— Do this —
Nothing may be dropped or altered: reproduce all the data.

— Extracted material —
################

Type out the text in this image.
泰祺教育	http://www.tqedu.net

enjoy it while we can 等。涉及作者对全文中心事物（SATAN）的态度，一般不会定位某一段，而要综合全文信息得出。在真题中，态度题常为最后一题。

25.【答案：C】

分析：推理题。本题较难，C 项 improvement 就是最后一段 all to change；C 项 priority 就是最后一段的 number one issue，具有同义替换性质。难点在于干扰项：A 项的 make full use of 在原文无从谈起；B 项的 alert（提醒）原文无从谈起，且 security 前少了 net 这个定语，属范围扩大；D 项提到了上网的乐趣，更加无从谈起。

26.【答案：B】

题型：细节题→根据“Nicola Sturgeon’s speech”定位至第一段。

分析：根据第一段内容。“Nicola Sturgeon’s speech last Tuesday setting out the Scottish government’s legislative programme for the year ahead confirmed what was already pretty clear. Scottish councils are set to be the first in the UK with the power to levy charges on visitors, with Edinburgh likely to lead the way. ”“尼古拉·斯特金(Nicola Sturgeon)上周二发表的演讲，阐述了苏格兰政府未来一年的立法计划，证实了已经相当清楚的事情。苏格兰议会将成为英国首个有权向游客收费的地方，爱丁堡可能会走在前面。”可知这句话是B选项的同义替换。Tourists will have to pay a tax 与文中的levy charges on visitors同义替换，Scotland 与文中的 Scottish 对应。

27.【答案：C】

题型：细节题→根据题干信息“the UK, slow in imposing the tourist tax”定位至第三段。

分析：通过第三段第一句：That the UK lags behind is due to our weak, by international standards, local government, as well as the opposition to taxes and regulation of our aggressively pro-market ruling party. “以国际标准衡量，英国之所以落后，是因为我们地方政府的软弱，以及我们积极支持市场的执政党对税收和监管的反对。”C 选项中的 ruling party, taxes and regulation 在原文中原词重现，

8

################

— Result of the exercise —
Type out the text in this image.
泰祺教育	http://www.tqedu.net

enjoy it while we can 等。涉及作者对全文中心事物（SATAN）的态度，一般不会定位某一段，而要综合全文信息得出。在真题中，态度题常为最后一题。

25.【答案：C】

分析：推理题。本题较难，C 项 improvement 就是最后一段 all to change；C 项 priority 就是最后一段的 number one issue，具有同义替换性质。难点在于干扰项：A 项的 make full use of 在原文无从谈起；B 项的 alert（提醒）原文无从谈起，且 security 前少了 net 这个定语，属范围扩大；D 项提到了上网的乐趣，更加无从谈起。

26.【答案：B】

题型：细节题→根据“Nicola Sturgeon’s speech”定位至第一段。

分析：根据第一段内容。“Nicola Sturgeon’s speech last Tuesday setting out the Scottish government’s legislative programme for the year ahead confirmed what was already pretty clear. Scottish councils are set to be the first in the UK with the power to levy charges on visitors, with Edinburgh likely to lead the way. ”“尼古拉·斯特金(Nicola Sturgeon)上周二发表的演讲，阐述了苏格兰政府未来一年的立法计划，证实了已经相当清楚的事情。苏格兰议会将成为英国首个有权向游客收费的地方，爱丁堡可能会走在前面。”可知这句话是B选项的同义替换。Tourists will have to pay a tax 与文中的levy charges on visitors同义替换，Scotland 与文中的 Scottish 对应。

27.【答案：C】

题型：细节题→根据题干信息“the UK, slow in imposing the tourist tax”定位至第三段。

分析：通过第三段第一句：That the UK lags behind is due to our weak, by international standards, local government, as well as the opposition to taxes and regulation of our aggressively pro-market ruling party. “以国际标准衡量，英国之所以落后，是因为我们地方政府的软弱，以及我们积极支持市场的执政党对税收和监管的反对。”C 选项中的 ruling party, taxes and regulation 在原文中原词重现，

8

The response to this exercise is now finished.